Short problem
Return all of the data exactly as given.

Stored data entries
━━━━━━━━━━━━━━━━━━━━
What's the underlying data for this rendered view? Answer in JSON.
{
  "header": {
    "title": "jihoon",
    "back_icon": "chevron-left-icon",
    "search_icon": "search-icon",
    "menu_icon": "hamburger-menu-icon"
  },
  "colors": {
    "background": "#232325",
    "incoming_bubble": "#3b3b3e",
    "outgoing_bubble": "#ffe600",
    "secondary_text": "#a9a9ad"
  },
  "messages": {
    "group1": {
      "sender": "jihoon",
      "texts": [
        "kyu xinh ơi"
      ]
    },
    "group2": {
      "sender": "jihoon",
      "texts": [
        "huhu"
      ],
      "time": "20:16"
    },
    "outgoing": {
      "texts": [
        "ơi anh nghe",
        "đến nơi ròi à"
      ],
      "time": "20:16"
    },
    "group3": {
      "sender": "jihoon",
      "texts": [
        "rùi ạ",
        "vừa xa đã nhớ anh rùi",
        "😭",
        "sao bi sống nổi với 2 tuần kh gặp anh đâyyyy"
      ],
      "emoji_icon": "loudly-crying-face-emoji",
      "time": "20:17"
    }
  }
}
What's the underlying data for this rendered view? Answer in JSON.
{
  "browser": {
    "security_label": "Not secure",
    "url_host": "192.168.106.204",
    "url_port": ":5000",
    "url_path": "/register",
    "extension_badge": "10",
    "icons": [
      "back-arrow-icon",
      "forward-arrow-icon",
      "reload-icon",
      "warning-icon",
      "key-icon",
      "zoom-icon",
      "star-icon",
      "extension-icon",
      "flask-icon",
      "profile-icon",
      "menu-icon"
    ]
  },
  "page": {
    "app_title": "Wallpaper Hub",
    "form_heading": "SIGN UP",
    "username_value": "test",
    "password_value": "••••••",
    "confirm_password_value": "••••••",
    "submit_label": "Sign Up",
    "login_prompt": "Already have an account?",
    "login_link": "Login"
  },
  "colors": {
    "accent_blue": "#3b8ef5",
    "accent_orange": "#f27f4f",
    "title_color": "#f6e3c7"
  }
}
━━━━━━━━━━━━━━━━━━━━
Response to the exercise
What's the underlying data for this rendered view? Answer in JSON.
{
  "header": {
    "title": "jihoon",
    "back_icon": "chevron-left-icon",
    "search_icon": "search-icon",
    "menu_icon": "hamburger-menu-icon"
  },
  "colors": {
    "background": "#232325",
    "incoming_bubble": "#3b3b3e",
    "outgoing_bubble": "#ffe600",
    "secondary_text": "#a9a9ad"
  },
  "messages": {
    "group1": {
      "sender": "jihoon",
      "texts": [
        "kyu xinh ơi"
      ]
    },
    "group2": {
      "sender": "jihoon",
      "texts": [
        "huhu"
      ],
      "time": "20:16"
    },
    "outgoing": {
      "texts": [
        "ơi anh nghe",
        "đến nơi ròi à"
      ],
      "time": "20:16"
    },
    "group3": {
      "sender": "jihoon",
      "texts": [
        "rùi ạ",
        "vừa xa đã nhớ anh rùi",
        "😭",
        "sao bi sống nổi với 2 tuần kh gặp anh đâyyyy"
      ],
      "emoji_icon": "loudly-crying-face-emoji",
      "time": "20:17"
    }
  }
}
What's the underlying data for this rendered view? Answer in JSON.
{
  "browser": {
    "security_label": "Not secure",
    "url_host": "192.168.106.204",
    "url_port": ":5000",
    "url_path": "/register",
    "extension_badge": "10",
    "icons": [
      "back-arrow-icon",
      "forward-arrow-icon",
      "reload-icon",
      "warning-icon",
      "key-icon",
      "zoom-icon",
      "star-icon",
      "extension-icon",
      "flask-icon",
      "profile-icon",
      "menu-icon"
    ]
  },
  "page": {
    "app_title": "Wallpaper Hub",
    "form_heading": "SIGN UP",
    "username_value": "test",
    "password_value": "••••••",
    "confirm_password_value": "••••••",
    "submit_label": "Sign Up",
    "login_prompt": "Already have an account?",
    "login_link": "Login"
  },
  "colors": {
    "accent_blue": "#3b8ef5",
    "accent_orange": "#f27f4f",
    "title_color": "#f6e3c7"
  }
}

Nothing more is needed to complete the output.